*Work to be completed*
What is the number of lines in the entries below that include the word "项目拟投入的设施"? Provide the number only.
***** Records supplied
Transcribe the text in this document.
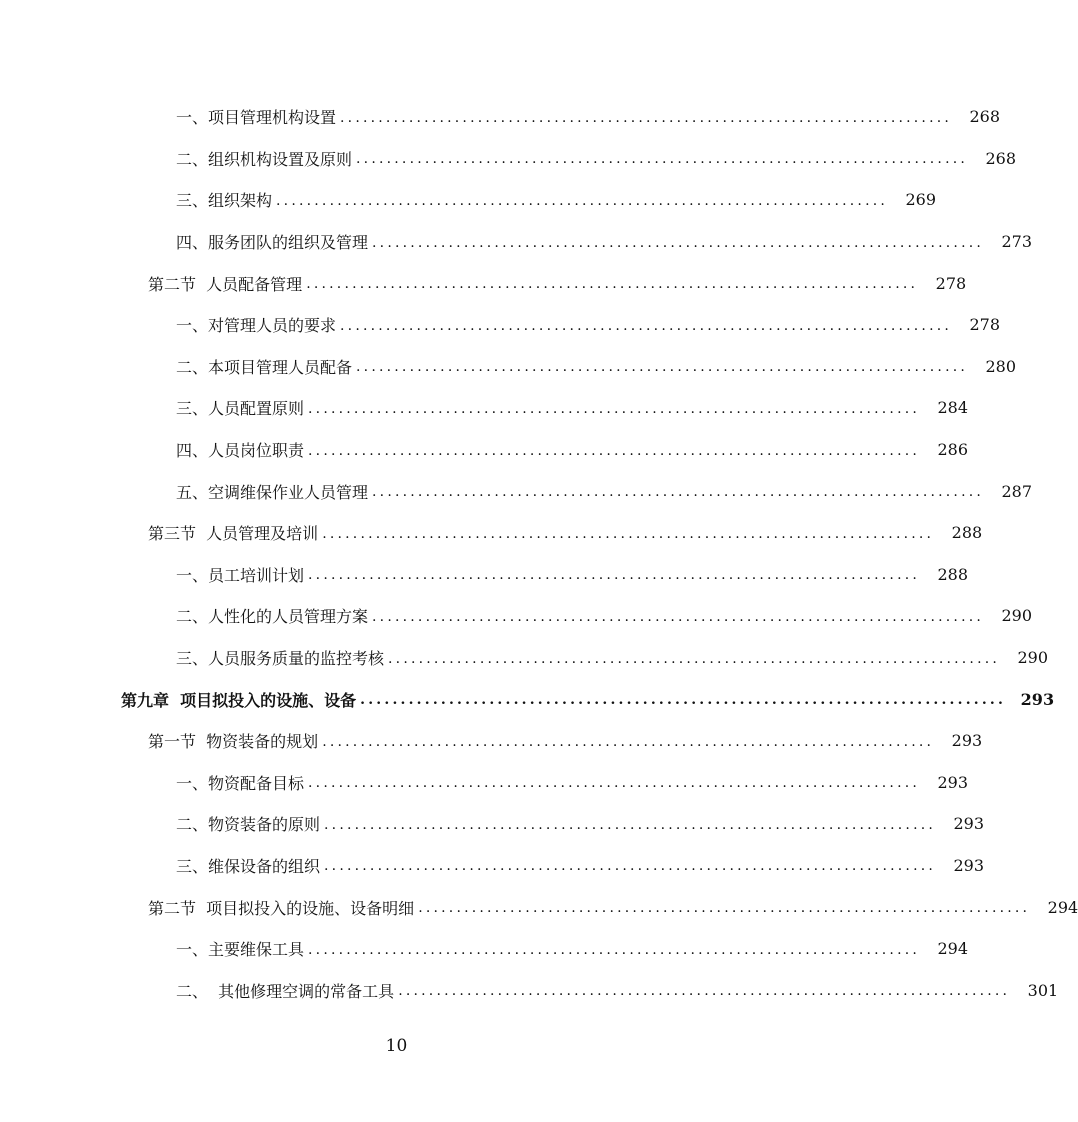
一、项目管理机构设置 ................................................................................	268
二、组织机构设置及原则 ................................................................................	268
三、组织架构 ................................................................................	269
四、服务团队的组织及管理 ................................................................................	273
第二节  人员配备管理 ................................................................................	278
一、对管理人员的要求 ................................................................................	278
二、本项目管理人员配备 ................................................................................	280
三、人员配置原则 ................................................................................	284
四、人员岗位职责 ................................................................................	286
五、空调维保作业人员管理 ................................................................................	287
第三节  人员管理及培训 ................................................................................	288
一、员工培训计划 ................................................................................	288
二、人性化的人员管理方案 ................................................................................	290
三、人员服务质量的监控考核 ................................................................................	290
第九章  项目拟投入的设施、设备 ................................................................................ 293
第一节  物资装备的规划 ................................................................................	293
一、物资配备目标 ................................................................................	293
二、物资装备的原则 ................................................................................	293
三、维保设备的组织 ................................................................................	293
第二节  项目拟投入的设施、设备明细 ................................................................................	294
一、主要维保工具 ................................................................................	294
二、  其他修理空调的常备工具 ................................................................................	301
10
**********
*Response to the task*
2